> _Given exercise_: Find the word "company" in the data. Return every line where it appears.

[Some records]
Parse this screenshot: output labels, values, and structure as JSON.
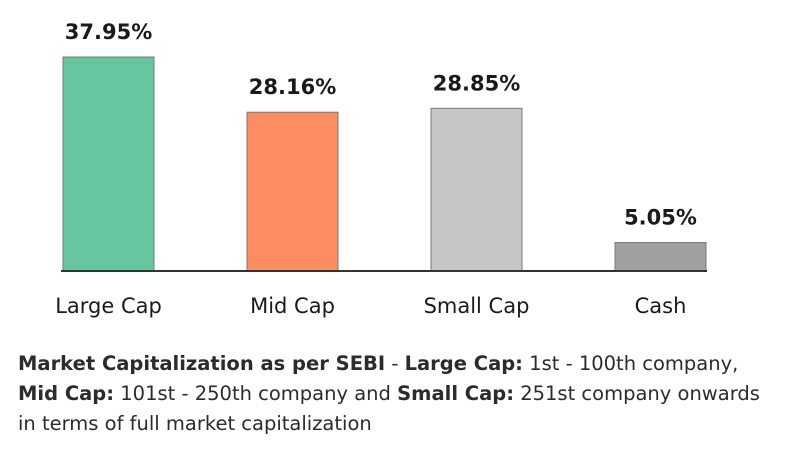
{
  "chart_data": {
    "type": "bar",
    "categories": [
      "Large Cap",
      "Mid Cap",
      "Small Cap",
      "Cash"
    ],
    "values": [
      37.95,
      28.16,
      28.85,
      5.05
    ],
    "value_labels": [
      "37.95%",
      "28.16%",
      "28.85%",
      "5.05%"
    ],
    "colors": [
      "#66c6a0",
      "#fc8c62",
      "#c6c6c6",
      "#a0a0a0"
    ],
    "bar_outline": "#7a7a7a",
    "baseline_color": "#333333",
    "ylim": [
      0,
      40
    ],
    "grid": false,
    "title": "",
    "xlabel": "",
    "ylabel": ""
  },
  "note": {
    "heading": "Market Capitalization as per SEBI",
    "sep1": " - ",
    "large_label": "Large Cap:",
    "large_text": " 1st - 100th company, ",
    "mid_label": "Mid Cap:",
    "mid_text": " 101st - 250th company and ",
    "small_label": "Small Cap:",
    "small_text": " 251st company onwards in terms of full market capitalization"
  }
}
...
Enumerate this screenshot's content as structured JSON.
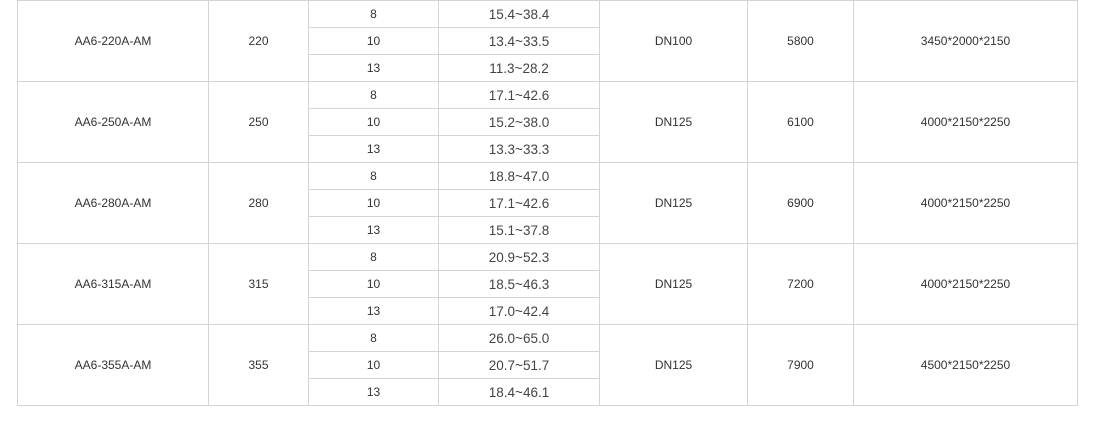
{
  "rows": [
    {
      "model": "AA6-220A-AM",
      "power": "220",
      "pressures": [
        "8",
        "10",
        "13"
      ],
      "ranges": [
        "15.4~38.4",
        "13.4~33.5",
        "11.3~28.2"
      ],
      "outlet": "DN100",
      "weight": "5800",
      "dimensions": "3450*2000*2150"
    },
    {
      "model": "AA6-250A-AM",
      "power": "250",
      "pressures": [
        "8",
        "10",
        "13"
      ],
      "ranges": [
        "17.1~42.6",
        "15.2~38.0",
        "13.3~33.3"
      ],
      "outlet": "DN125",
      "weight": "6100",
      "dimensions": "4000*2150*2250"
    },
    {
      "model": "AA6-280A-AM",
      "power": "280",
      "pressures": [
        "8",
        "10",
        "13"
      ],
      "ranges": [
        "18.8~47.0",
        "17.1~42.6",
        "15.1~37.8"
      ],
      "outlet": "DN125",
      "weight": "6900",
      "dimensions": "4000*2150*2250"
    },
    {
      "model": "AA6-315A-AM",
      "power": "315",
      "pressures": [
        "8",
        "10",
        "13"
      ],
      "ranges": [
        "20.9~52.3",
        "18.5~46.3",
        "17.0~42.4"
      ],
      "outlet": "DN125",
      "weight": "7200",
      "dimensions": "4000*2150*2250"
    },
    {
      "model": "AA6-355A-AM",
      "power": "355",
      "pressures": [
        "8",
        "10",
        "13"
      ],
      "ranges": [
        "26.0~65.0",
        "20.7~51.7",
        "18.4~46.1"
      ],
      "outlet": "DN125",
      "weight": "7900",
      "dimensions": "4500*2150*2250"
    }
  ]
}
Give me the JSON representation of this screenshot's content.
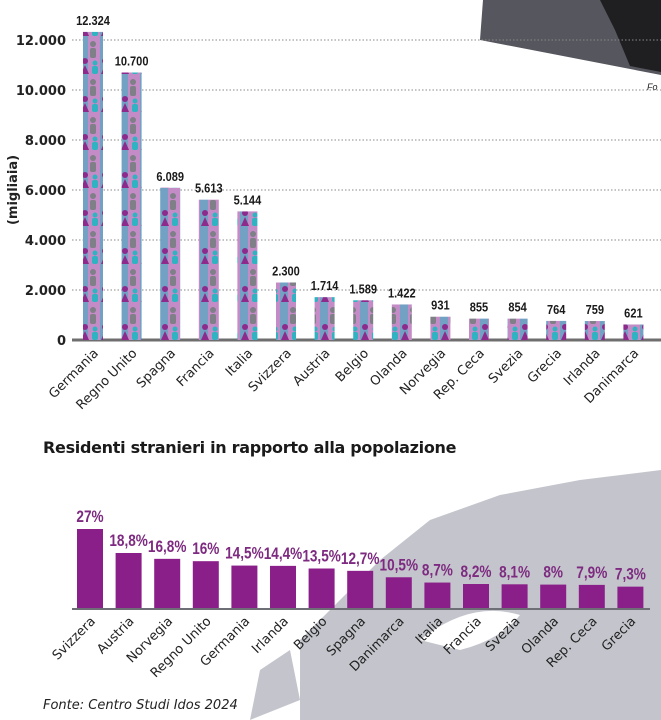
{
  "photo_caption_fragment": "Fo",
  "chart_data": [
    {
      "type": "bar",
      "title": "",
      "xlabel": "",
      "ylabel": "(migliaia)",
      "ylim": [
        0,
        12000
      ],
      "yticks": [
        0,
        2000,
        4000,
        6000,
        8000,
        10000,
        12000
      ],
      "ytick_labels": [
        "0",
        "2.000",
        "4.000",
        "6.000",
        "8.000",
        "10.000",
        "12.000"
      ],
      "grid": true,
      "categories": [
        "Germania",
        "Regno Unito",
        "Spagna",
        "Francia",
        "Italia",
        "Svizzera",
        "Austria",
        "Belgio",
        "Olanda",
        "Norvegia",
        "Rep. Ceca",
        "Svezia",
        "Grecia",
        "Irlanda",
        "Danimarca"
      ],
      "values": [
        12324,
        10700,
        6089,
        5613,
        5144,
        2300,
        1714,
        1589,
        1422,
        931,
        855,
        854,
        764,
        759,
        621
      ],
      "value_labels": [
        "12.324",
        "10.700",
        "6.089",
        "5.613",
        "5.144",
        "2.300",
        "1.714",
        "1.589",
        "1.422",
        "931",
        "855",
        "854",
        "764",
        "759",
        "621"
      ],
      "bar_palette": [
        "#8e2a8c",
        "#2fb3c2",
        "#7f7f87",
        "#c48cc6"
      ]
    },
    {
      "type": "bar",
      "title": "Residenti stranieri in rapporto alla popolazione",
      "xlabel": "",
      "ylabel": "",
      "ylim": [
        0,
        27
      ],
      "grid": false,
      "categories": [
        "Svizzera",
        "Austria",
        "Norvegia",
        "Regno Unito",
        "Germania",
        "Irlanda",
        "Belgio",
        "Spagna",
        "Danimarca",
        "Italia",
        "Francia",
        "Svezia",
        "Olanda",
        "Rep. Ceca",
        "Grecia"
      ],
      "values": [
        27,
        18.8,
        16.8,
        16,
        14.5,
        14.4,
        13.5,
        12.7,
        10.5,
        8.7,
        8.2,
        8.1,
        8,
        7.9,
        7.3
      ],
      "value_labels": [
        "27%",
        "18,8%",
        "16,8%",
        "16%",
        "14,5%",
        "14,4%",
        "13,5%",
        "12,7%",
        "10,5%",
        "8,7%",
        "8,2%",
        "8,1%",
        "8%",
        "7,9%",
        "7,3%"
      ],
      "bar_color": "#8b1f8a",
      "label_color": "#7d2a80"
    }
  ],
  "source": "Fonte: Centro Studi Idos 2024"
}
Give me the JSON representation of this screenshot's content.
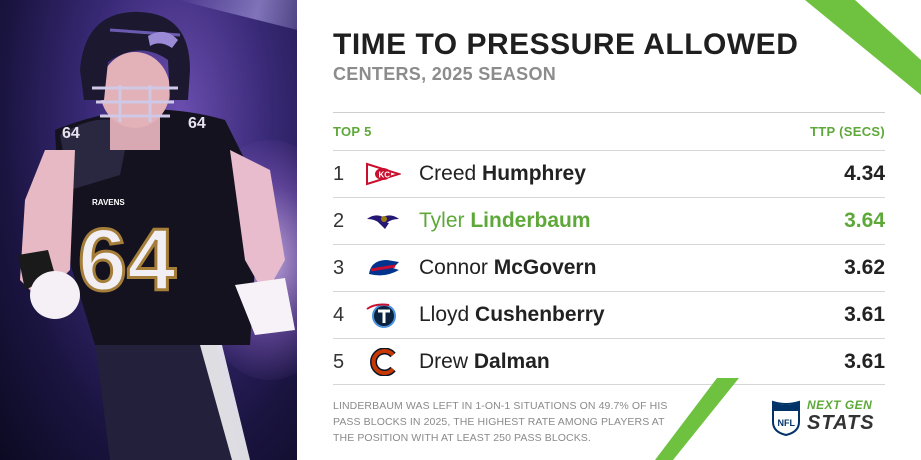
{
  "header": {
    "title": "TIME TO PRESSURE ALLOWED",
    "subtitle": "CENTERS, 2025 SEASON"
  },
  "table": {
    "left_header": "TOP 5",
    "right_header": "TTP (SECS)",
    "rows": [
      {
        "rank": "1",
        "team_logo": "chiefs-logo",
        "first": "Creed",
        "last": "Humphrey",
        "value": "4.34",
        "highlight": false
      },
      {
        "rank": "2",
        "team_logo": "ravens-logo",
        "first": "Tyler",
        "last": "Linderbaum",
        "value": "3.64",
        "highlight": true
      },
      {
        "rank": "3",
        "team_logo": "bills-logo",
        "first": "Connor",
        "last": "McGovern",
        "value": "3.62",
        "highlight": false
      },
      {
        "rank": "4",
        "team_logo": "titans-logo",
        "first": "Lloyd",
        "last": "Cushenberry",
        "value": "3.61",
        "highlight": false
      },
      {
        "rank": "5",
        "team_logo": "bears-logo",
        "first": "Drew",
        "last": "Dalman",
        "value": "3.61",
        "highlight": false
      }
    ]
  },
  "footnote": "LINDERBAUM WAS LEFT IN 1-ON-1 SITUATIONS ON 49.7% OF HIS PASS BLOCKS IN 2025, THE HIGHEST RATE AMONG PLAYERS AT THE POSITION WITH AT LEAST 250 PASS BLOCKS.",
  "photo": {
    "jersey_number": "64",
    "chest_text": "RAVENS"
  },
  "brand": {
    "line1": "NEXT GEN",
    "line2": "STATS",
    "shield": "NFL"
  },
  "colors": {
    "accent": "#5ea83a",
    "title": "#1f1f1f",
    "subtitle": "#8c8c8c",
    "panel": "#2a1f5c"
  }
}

> _Written reply_:
    "large_text": " 1st - 100th company, ",
    "mid_text": " 101st - 250th company and ",
    "small_text": " 251st company onwards in terms of full market capitalization"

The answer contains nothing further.